Reproduce word for word the part of the letter below that starts at the words "I have agonized" and stops after the words "it going to.".

_Source passage_:
-*-

My wife told me this afternoon she wants to discuss getting a divorce
A letter to my wife:
That was quite a phone conversation.
I’m experiencing a lot of emotions right now. I can’t believe I wasn’t ready for you to say to me what I’ve been dreading, dare I say procrastinating saying to you. I actually thought that I was the only one thinking it. And it was killing me.
You want a divorce. An amicable, non-contested, let’s move on with our lives divorce. No harm and no foul. Why am I surprised by this?
I have agonized for months over a conversation that you brought up over the phone.
I’m sad. I wish I had done better by you. You deserve better. I warned you when you were pursuing me all those years ago that I wouldn’t be the guy you deserve.
I feel inadequate. If only you were in a better place financially. I continue to blame myself for our money woes even though I couldn’t help getting sick. You’re now broke and living with a friend. Your future looks as bad as mine.
I feel relieved. Relieved that you also recognize that this is not working nor is it going to.
I am surprised at how easy it was for you to put it out there. We were such a famous story at one time that I thought it would be harder for you.
I am grateful. Grateful that instead of blaming me you told me that I didn’t deserve what happened to me. That I was a nice guy. That I, we, deserved to be happy.
I don’t hate you. I don’t even dislike you. We spent some really good years together. Unfortunately, we spent more bad ones. Arguing over money, clichéd as it is, was the end of us. We took on too much, tried too hard to keep up with the Joneses, and then I got sick.

-*-

_Dataset records_:

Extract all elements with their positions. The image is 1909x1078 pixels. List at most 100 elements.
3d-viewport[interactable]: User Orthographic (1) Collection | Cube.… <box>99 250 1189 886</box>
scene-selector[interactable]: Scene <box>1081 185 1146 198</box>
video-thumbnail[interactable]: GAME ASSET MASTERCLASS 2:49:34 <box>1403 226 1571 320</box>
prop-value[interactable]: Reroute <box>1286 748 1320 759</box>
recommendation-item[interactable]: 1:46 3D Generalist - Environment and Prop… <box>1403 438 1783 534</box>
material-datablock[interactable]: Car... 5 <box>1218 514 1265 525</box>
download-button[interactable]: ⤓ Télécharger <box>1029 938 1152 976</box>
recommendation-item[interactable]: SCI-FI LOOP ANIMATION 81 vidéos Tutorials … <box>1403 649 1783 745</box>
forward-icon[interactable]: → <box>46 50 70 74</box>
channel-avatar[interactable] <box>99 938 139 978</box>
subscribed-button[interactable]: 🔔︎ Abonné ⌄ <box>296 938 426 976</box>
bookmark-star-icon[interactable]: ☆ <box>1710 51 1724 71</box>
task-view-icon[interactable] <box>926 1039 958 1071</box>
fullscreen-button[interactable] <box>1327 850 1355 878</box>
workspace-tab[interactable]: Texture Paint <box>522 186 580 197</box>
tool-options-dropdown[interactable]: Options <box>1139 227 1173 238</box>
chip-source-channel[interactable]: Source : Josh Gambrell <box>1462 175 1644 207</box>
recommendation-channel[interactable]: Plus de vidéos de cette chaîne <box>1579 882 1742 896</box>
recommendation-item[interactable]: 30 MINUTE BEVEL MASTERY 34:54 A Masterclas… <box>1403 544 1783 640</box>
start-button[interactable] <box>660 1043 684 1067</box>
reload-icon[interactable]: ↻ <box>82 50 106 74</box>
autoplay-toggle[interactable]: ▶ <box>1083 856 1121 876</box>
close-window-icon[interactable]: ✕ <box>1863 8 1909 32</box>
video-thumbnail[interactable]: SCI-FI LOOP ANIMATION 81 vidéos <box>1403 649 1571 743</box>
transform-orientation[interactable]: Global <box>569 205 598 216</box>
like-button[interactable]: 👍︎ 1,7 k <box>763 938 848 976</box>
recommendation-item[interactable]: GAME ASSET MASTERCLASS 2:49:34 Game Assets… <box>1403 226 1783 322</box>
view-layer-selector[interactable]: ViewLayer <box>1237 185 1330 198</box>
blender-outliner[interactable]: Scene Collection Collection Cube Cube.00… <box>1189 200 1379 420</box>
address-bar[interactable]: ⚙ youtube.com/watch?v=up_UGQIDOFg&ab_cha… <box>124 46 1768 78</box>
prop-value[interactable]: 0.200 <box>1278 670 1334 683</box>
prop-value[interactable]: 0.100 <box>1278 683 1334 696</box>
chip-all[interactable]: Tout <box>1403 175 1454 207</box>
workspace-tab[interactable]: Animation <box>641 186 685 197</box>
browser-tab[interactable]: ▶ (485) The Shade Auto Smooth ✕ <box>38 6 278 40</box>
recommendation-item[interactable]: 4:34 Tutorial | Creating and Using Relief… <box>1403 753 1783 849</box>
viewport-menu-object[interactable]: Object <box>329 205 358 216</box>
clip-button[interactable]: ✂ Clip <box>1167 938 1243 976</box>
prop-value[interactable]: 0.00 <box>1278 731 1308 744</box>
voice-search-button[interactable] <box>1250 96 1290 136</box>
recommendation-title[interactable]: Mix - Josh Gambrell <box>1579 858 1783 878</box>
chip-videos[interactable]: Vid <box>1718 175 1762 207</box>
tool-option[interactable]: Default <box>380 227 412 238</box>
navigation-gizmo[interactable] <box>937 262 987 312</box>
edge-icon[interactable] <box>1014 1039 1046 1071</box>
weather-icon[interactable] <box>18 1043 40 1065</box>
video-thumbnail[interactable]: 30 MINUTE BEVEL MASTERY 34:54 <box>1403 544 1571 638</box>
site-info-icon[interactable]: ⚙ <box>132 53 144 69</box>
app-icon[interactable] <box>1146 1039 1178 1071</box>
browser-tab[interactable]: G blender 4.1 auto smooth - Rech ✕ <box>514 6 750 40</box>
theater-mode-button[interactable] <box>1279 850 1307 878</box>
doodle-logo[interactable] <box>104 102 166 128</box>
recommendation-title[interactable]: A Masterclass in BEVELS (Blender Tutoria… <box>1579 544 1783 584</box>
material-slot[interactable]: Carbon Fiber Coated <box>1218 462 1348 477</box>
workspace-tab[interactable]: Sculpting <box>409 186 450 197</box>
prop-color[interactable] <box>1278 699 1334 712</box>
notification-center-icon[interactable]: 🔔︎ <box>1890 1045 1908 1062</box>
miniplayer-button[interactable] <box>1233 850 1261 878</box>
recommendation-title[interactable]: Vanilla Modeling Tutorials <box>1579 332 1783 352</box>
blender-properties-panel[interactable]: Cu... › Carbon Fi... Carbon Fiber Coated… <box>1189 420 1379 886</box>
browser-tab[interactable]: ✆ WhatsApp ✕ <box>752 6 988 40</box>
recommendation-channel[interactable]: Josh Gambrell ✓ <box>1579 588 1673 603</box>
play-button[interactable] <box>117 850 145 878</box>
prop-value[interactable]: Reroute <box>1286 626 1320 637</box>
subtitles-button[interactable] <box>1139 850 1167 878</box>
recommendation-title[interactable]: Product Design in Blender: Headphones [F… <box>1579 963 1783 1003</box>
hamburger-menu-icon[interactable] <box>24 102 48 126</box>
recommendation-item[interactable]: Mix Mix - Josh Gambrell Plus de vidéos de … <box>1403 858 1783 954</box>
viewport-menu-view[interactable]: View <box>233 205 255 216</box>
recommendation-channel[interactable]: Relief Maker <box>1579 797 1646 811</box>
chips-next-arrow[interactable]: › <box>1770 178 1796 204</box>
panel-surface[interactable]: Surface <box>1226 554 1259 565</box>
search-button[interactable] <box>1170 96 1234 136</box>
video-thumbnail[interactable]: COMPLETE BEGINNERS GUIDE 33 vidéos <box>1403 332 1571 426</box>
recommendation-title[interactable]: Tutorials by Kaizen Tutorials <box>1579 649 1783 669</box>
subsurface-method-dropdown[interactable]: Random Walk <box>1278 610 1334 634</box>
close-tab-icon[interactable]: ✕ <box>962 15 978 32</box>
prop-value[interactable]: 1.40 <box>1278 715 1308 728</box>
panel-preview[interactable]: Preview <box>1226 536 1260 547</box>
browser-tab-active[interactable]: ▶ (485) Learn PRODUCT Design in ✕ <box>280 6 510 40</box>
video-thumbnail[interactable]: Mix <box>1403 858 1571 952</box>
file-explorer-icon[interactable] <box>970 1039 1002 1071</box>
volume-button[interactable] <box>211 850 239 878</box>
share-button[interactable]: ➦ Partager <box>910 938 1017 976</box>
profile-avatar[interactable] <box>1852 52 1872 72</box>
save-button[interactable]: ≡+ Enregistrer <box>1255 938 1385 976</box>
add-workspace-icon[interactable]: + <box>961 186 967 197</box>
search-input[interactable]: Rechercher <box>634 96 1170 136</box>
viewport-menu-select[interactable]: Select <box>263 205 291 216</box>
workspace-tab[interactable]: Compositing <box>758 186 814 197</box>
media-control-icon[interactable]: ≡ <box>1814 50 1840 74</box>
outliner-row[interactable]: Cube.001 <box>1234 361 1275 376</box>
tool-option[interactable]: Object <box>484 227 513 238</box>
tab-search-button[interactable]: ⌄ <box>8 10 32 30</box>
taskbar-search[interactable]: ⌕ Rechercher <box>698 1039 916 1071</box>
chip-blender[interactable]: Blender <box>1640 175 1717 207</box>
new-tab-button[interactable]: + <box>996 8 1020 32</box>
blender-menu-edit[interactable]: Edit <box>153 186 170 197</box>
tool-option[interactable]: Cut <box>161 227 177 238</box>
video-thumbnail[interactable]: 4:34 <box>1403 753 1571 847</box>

-*-

_Result for this exercise_:
I have agonized for months over a conversation that you brought up over the phone.
I’m sad. I wish I had done better by you. You deserve better. I warned you when you were pursuing me all those years ago that I wouldn’t be the guy you deserve.
I feel inadequate. If only you were in a better place financially. I continue to blame myself for our money woes even though I couldn’t help getting sick. You’re now broke and living with a friend. Your future looks as bad as mine.
I feel relieved. Relieved that you also recognize that this is not working nor is it going to.